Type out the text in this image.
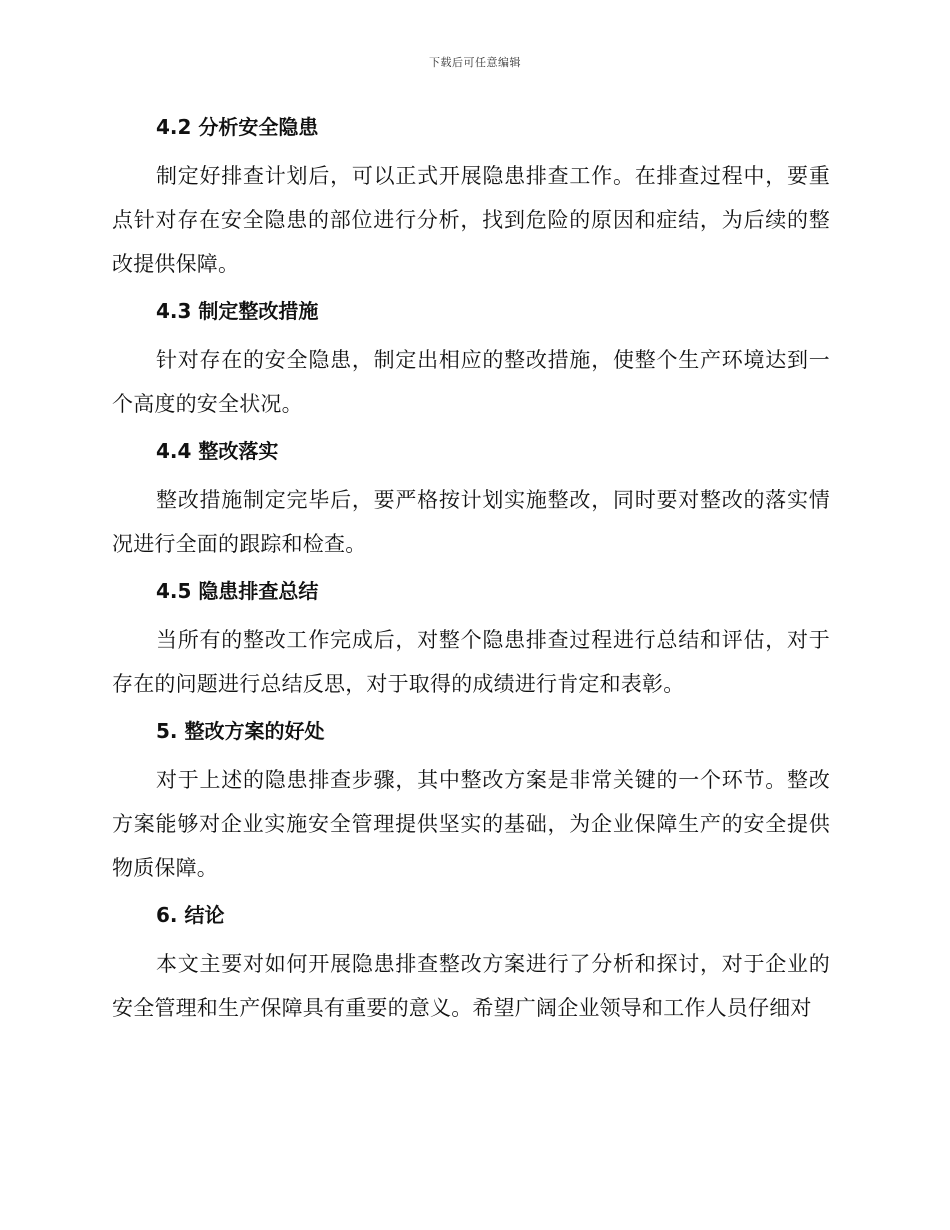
下载后可任意编辑
4.2 分析安全隐患

制定好排查计划后，可以正式开展隐患排查工作。在排查过程中，要重点针对存在安全隐患的部位进行分析，找到危险的原因和症结，为后续的整改提供保障。

4.3 制定整改措施

针对存在的安全隐患，制定出相应的整改措施，使整个生产环境达到一个高度的安全状况。

4.4 整改落实

整改措施制定完毕后，要严格按计划实施整改，同时要对整改的落实情况进行全面的跟踪和检查。

4.5 隐患排查总结

当所有的整改工作完成后，对整个隐患排查过程进行总结和评估，对于存在的问题进行总结反思，对于取得的成绩进行肯定和表彰。

5. 整改方案的好处

对于上述的隐患排查步骤，其中整改方案是非常关键的一个环节。整改方案能够对企业实施安全管理提供坚实的基础，为企业保障生产的安全提供物质保障。

6. 结论

本文主要对如何开展隐患排查整改方案进行了分析和探讨，对于企业的安全管理和生产保障具有重要的意义。希望广阔企业领导和工作人员仔细对
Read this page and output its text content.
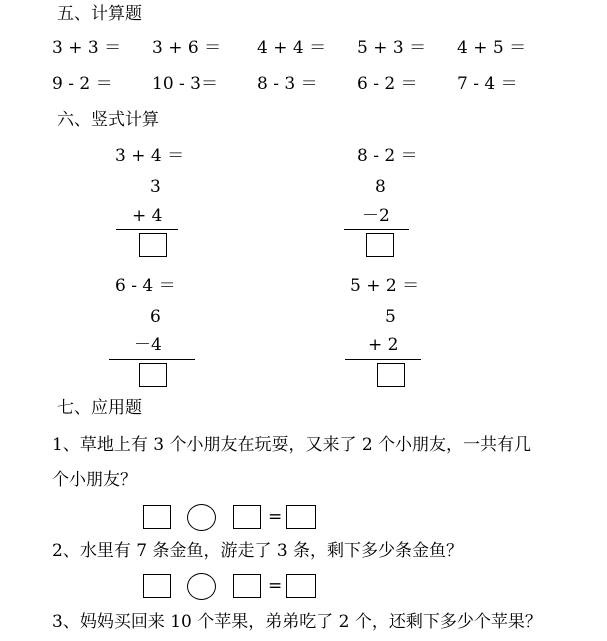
五、计算题
3 + 3 ＝ 3 + 6 ＝ 4 + 4 ＝ 5 + 3 ＝ 4 + 5 ＝
9 - 2 ＝ 10 - 3＝ 8 - 3 ＝ 6 - 2 ＝ 7 - 4 ＝
六、竖式计算
3 + 4 ＝
3
+ 4
8 - 2 ＝
8
－2
6 - 4 ＝
6
－4
5 + 2 ＝
5
+ 2
七、应用题
1、草地上有 3 个小朋友在玩耍，又来了 2 个小朋友，一共有几
个小朋友？
=
2、水里有 7 条金鱼，游走了 3 条，剩下多少条金鱼？
=
3、妈妈买回来 10 个苹果，弟弟吃了 2 个，还剩下多少个苹果？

• [What this task involves]
Can you restate all the records above word for word while dropping the pictures?

• [Output of the exercise]
Type out the text in this image.
下载后可任意编辑
4.2 分析安全隐患

制定好排查计划后，可以正式开展隐患排查工作。在排查过程中，要重点针对存在安全隐患的部位进行分析，找到危险的原因和症结，为后续的整改提供保障。

4.3 制定整改措施

针对存在的安全隐患，制定出相应的整改措施，使整个生产环境达到一个高度的安全状况。

4.4 整改落实

整改措施制定完毕后，要严格按计划实施整改，同时要对整改的落实情况进行全面的跟踪和检查。

4.5 隐患排查总结

当所有的整改工作完成后，对整个隐患排查过程进行总结和评估，对于存在的问题进行总结反思，对于取得的成绩进行肯定和表彰。

5. 整改方案的好处

对于上述的隐患排查步骤，其中整改方案是非常关键的一个环节。整改方案能够对企业实施安全管理提供坚实的基础，为企业保障生产的安全提供物质保障。

6. 结论

本文主要对如何开展隐患排查整改方案进行了分析和探讨，对于企业的安全管理和生产保障具有重要的意义。希望广阔企业领导和工作人员仔细对
Read this page and output its text content.
五、计算题
3 + 3 ＝ 3 + 6 ＝ 4 + 4 ＝ 5 + 3 ＝ 4 + 5 ＝
9 - 2 ＝ 10 - 3＝ 8 - 3 ＝ 6 - 2 ＝ 7 - 4 ＝
六、竖式计算
3 + 4 ＝
3
+ 4
8 - 2 ＝
8
－2
6 - 4 ＝
6
－4
5 + 2 ＝
5
+ 2
七、应用题
1、草地上有 3 个小朋友在玩耍，又来了 2 个小朋友，一共有几
个小朋友？
=
2、水里有 7 条金鱼，游走了 3 条，剩下多少条金鱼？
=
3、妈妈买回来 10 个苹果，弟弟吃了 2 个，还剩下多少个苹果？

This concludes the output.